Passage shown —
>>>>>
I know that many of the journalists talking along these lines don’t really mean to throw overboard all the other writing (and jobs supported by that writing) that appears within most major newspapers. But I’m going to take it that way: as a concession that much of the rest of the content of 20th Century newspapers is served either equivalently or better by online media. We don’t need newspapers to have film criticism or editorial commentary or consumer analysis of automobiles or comic strips or want ads or public records. It might be that existing online provision of those kinds of information could use serious improvement or has issues of its own. It might be that older audiences don’t know where to find some of that information, or have trouble consuming it in its online form. But there’s nothing that makes published newspapers or radio programming inherently superior at providing any of those functions, and arguably many things that make them quite inferior to the potential usefulness of online media. So throw the columnists and the reviewers and the lifestyle reporters off the newspaper liferaft.
So it comes down to independent, sustained investigation of public affairs. The argument that online media cannot provide this function comes down to money, in two respects. First, that doing this kind of work requires an organization that will support the travel and costs necessary to doing this work, that if you want reports from Darfur or Afghanistan or the U.S. Presidential campaign, you’ve got to pay for reporters to travel and live and acquire information, and you’ve got to pay to have an organization that legitimates those reporters so that informational sources will recognize and trust and accredit those reporters. Second, that you’ve got to pay people a living wage for reporters and writers to do this kind of work in a dedicated fashion, that while people might produce short-form criticism of current films or games or TV shows purely out of voluntary interest while making a living at some other job, they are not going to engage in sustained investigatory work for serial or short-form publication without being paid to do so.
<<<<<
Given exercise 1 —
Summarize the passage on newspapers and online media in two sentences.
The passage on newspapers and online media and the records that follow it come from unrelated sources.

Records for processing —
>>>>>
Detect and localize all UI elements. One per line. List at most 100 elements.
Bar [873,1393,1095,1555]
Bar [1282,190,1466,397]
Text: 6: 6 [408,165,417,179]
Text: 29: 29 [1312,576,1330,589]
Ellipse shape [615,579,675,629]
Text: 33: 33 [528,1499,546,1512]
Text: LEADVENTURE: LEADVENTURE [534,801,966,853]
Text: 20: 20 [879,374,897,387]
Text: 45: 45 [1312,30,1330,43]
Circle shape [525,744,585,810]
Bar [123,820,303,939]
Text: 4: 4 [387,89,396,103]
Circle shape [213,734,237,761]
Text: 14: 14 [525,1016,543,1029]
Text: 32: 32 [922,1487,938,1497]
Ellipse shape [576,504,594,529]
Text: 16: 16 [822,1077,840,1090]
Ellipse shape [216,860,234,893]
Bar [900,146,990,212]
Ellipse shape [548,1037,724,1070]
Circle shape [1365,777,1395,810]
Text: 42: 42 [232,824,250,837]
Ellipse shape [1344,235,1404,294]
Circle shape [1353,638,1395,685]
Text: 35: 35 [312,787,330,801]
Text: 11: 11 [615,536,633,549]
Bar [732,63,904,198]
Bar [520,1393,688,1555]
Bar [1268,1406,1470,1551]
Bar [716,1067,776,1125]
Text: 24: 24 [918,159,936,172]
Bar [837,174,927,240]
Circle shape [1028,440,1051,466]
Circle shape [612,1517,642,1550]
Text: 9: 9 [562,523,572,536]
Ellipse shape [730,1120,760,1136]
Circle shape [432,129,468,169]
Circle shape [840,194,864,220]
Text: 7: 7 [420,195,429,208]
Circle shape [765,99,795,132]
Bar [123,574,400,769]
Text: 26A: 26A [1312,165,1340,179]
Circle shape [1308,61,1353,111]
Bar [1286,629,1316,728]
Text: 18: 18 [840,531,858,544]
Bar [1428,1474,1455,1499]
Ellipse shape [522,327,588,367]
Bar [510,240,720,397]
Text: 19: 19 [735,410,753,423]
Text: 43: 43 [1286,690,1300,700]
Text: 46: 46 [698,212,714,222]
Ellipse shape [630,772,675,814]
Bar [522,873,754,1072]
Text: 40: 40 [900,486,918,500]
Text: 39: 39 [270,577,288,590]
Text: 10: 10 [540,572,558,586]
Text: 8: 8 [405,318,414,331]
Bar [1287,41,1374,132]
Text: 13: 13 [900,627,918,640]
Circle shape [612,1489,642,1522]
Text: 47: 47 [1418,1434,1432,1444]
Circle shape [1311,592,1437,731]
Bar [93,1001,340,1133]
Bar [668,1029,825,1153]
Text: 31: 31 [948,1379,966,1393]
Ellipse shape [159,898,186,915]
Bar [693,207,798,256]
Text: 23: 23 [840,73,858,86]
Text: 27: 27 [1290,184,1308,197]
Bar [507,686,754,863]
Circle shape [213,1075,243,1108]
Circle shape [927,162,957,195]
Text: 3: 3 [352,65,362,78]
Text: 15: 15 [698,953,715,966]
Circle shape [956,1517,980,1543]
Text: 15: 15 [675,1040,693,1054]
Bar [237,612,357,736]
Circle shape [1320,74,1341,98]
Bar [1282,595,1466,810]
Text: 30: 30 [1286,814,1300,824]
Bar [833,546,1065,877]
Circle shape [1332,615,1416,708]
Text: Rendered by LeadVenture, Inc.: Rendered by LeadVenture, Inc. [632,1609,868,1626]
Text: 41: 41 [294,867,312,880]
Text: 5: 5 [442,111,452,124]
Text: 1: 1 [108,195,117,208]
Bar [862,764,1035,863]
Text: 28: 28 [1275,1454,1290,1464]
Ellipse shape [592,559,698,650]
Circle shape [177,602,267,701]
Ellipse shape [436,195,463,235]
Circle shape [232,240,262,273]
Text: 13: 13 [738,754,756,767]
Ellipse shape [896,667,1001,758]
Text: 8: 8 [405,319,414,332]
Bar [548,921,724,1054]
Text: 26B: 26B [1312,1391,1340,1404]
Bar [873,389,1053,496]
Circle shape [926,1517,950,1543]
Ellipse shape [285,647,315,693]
<<<<<
Given exercise 2 —
Please reproduce the records, beginning at their first line and stopping after the line that contains "Text: LEADVENTURE: LEADVENTURE". Replace "Bar" with "Rectangle" and leave everything else unchanged.

Correct output 1 —
The writer takes journalists' arguments as conceding that most newspaper content, such as film criticism, editorial commentary, comic strips and want ads, is served equally well or better by online media. That leaves independent, sustained investigation of public affairs, and the case that online media cannot provide it comes down to money: paying for reporters' travel and for an organization that legitimates them, and paying reporters a living wage.

Correct output 2 —
Detect and localize all UI elements. One per line. List at most 100 elements.
Rectangle [873,1393,1095,1555]
Rectangle [1282,190,1466,397]
Text: 6: 6 [408,165,417,179]
Text: 29: 29 [1312,576,1330,589]
Ellipse shape [615,579,675,629]
Text: 33: 33 [528,1499,546,1512]
Text: LEADVENTURE: LEADVENTURE [534,801,966,853]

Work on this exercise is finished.